(Dataset records)
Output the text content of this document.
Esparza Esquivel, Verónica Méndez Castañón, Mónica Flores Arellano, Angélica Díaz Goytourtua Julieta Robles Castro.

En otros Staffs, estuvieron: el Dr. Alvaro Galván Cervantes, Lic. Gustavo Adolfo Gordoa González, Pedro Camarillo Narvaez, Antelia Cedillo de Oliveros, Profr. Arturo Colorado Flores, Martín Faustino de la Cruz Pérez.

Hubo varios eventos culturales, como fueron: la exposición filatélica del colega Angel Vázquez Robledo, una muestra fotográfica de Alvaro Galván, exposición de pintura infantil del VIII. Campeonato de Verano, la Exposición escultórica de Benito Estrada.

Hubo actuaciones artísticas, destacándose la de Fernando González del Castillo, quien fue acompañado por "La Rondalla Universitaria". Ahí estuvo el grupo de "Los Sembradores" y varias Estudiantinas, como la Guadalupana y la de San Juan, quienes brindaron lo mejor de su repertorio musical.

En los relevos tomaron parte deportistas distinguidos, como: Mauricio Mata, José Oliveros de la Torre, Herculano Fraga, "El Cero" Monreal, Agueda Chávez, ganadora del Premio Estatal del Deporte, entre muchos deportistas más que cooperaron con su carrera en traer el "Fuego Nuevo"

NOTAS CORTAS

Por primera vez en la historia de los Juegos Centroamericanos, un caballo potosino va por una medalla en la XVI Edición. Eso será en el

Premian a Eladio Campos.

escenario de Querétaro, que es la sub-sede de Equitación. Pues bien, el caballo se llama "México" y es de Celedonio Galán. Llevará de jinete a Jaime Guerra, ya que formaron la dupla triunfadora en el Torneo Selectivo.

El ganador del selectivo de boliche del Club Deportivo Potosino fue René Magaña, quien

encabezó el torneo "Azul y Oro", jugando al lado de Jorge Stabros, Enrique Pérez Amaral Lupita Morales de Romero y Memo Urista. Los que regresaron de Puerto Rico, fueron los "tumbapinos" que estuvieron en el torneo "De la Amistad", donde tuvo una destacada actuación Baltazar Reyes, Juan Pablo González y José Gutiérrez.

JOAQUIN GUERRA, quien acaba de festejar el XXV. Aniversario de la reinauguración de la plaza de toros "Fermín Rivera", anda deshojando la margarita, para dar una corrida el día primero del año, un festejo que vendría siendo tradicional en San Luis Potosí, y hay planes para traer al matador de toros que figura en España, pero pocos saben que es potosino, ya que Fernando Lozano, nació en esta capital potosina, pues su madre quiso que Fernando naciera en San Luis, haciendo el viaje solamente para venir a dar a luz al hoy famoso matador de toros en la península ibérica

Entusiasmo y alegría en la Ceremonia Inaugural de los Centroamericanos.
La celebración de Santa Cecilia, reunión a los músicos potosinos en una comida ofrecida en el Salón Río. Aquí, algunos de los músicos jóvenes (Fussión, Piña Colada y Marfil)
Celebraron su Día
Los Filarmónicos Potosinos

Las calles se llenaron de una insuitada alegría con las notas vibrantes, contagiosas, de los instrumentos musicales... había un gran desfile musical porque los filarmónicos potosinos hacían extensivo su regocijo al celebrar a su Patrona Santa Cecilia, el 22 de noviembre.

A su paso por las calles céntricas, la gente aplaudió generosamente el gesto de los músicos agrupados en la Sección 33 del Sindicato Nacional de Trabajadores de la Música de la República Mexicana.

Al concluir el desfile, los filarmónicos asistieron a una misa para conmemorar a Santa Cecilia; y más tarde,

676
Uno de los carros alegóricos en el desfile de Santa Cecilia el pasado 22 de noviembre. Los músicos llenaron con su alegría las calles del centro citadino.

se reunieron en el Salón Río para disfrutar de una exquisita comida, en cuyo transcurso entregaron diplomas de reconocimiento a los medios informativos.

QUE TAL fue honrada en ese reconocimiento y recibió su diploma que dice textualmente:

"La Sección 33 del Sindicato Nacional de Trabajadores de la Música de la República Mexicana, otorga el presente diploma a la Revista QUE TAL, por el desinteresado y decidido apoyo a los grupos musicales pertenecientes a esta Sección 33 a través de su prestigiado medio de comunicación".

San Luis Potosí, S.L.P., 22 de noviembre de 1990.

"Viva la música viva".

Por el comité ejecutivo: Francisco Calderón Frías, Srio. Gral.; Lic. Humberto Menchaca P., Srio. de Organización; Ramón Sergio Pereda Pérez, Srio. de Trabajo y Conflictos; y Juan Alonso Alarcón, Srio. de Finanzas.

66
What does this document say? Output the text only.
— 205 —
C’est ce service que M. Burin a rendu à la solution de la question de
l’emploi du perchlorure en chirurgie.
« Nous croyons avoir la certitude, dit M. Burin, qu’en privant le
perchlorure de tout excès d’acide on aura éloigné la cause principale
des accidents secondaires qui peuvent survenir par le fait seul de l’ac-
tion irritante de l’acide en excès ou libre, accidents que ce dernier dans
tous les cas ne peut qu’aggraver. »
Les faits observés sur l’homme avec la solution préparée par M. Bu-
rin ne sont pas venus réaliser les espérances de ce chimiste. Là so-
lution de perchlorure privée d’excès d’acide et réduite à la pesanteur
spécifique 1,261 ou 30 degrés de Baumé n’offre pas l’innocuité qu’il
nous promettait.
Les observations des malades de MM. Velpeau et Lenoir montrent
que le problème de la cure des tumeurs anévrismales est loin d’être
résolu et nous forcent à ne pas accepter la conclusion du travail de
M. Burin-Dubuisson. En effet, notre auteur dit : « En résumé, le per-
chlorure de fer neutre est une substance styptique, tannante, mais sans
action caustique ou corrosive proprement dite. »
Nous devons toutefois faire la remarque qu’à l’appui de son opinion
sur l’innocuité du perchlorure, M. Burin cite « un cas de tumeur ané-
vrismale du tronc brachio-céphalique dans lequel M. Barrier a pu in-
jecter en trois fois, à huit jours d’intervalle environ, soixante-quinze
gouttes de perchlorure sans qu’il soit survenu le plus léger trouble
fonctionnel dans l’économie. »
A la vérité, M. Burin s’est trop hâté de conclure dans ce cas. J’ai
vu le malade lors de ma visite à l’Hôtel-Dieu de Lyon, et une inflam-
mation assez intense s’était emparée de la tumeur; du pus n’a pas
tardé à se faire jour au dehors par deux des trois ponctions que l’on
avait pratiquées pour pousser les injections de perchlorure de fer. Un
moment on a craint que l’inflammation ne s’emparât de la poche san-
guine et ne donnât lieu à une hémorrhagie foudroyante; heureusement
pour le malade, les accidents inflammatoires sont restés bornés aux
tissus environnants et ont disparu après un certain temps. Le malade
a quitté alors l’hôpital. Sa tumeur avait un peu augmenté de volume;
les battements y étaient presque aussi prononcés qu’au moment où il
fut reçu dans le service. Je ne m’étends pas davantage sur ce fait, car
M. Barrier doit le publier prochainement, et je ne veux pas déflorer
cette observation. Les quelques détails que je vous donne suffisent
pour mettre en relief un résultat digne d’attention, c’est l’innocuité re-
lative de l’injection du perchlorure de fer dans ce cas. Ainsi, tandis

» What is being asked
From the entries above, return each line with the word "service" in it.

» Solved exercise
C’est ce service que M. Burin a rendu à la solution de la question de
fut reçu dans le service. Je ne m’étends pas davantage sur ce fait, car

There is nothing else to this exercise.